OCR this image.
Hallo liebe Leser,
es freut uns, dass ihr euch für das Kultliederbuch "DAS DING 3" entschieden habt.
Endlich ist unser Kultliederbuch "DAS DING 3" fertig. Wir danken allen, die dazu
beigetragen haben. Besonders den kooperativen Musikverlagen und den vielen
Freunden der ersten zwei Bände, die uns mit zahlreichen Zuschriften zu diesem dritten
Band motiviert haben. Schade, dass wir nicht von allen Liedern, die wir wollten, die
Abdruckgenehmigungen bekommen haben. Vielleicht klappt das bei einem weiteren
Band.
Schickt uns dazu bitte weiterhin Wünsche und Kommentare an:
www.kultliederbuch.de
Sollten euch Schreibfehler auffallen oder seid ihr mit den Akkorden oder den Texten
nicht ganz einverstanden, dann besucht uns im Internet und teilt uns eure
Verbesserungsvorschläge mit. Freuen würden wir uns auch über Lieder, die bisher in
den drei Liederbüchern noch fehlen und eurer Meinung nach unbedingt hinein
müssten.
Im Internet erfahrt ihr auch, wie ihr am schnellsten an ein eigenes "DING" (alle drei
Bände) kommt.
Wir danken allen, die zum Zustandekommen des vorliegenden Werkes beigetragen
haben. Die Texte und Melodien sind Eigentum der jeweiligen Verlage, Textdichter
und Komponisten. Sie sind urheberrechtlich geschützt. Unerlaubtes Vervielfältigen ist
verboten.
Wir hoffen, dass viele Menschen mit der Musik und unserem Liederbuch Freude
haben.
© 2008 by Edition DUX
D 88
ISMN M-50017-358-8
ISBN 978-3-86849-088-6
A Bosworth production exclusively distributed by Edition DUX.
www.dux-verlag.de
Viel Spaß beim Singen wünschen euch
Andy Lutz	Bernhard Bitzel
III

## Exercise requirements
All lines that hold the word "Bände" should be copied from the data.

## Result below
Freunden der ersten zwei Bände, die uns mit zahlreichen Zuschriften zu diesem dritten
Bände) kommt.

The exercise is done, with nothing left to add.